**EXCERTO FORNECIDO:**
____________

Um diálogo com Vinoth Ramachandra.

Não tive a oportunidade de conhecer directamente Vinoth Ramachandra quando esteve em Portugal, a convite do GBU, no ano passado. Nascido em Sri Lanka, e agora Secretário de Diálogo e Envolvimento Social na IFES da Ásia, Vinoth é um escritor e apologeta de renome.

Para lerem um artigo significativo do Vinoth, em português, sobre o tema, «O Que é a Missão Integral?», basta irem à página web do GBU.

Como parte da nossa Assembleia Geral do Canto da Rola (Associação Evangélica Cascatas), no 13 de Julho, incluímos uma troca de impressões sobre este artigo. Junto um trecho do artigo que mereceu a nossa atenção nesse dia:


«Repensando no Evangelho

Na minha experiência pastoral, se as pessoas vêm sendo expostas a uma compreensão do Evangelho a qual está estruturada primeiramente em termos individualistas (‘justificação por fé’), ou de ‘salvação’ como uma vida em um outro mundo depois da morte, basicamente (e a ‘fé’ como uma apólice de seguro que nos leva lá), é quase impossível movê-las para uma posição de onde as mesmas vejam como o seu trabalho e o seu envolvimento cultural no mundo presente têm algo a ver com o Evangelho. Na melhor das hipóteses, elas pensarão que é um chamado especial para alguns dotados dentro da igreja (talvez ‘os intelectuais’) para trabalhar em direcção às transformações social e cultural, enquanto que o ‘chamado real’ de todo mundo é o de ‘pregar o evangelho’. Se a acção social faz com que as pessoas se abram para o evangelho, então muito que bem, se não, então ela é dispensável.

____________

**TAREFA 1:** Indique todas as expressões que o excerto sobre Vinoth Ramachandra coloca entre aspas simples.
**TAREFA 2:** Prossiga o excerto sobre Vinoth Ramachandra e a missão integral a partir da última frase apresentada.

**LINHAS FORNECIDAS:**
____________

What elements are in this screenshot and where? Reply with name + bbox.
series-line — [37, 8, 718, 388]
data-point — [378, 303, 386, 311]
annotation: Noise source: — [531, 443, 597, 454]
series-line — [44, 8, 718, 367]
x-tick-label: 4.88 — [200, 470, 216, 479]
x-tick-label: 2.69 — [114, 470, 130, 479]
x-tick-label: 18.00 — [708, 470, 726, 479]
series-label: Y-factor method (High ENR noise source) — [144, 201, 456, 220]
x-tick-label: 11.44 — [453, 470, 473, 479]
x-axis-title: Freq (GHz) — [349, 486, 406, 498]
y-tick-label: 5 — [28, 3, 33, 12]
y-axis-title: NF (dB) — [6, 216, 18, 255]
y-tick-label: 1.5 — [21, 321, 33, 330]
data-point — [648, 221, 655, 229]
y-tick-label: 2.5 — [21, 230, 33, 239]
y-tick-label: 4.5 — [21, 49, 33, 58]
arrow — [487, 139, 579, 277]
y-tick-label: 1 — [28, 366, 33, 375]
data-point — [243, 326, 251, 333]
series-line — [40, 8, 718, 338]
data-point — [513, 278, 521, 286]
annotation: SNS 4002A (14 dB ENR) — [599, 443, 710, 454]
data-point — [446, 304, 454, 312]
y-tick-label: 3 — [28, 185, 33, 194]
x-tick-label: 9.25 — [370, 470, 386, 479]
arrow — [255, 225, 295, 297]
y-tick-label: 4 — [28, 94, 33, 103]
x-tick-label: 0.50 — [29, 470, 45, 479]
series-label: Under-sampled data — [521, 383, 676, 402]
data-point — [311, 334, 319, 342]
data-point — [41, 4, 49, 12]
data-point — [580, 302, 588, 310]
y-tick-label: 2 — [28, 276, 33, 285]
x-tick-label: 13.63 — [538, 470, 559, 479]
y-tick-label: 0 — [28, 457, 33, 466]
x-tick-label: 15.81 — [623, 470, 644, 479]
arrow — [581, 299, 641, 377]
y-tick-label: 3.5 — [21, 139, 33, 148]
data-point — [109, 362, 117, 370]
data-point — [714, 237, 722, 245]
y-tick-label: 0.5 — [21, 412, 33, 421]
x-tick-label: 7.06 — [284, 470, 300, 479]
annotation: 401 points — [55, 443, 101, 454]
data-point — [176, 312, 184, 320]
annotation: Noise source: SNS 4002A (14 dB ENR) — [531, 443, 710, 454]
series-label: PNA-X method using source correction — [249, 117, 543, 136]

____________

**RESPOSTA 1:**
‘justificação por fé’
‘salvação’
‘fé’
‘os intelectuais’
‘chamado real’
‘pregar o evangelho’

**RESPOSTA 2:**
Eu proponho que, basicamente, o importante no Evangelho não são as minhas necessidades e como Deus pode satisfazê-las. O importante é o mundo – o que o Deus Trino já fez, está fazendo e fará pelo mundo que criou e ama. O Evangelho anuncia a intenção de Deus e a inauguração desta intenção através da encarnação, morte e ressurreição de Jesus Cristo para renovar, recriar e reconciliar o mundo consigo mesmo.
Textos bem conhecidos, como o de Efésios 1 e o de Colossenses 1, apresentam o escopo da redenção do Evangelho como pessoas, culturas e o cosmo inteiro que abraçam. Além disso, é precisamente o porquê que o importante é o mundo que o evangelho é para o mundo. Ele anuncia o futuro do mundo. Enquanto eu sou chamado a responder pessoalmente a essa mensagem, e então receber os presentes graciosos de justificação e reconciliação de Deus, o conteúdo desta mensagem é bem maior do que a minha resposta.»




Tenho que confessar que na altura reagi fortemente contra algumas das afirmações feitas aqui. Não por não concordar com uma visão abrangente da responsabilidade cristã – fugindo às dicotomias tradicionais que se fazem entre o «social» e o «espiritual». Nesses aspectos considero-me, já há anos (desde «O Sabor do Sal», e antes!), do lado de Vinoth... embora ele argumente de uma forma muito mais aprofundada do que eu.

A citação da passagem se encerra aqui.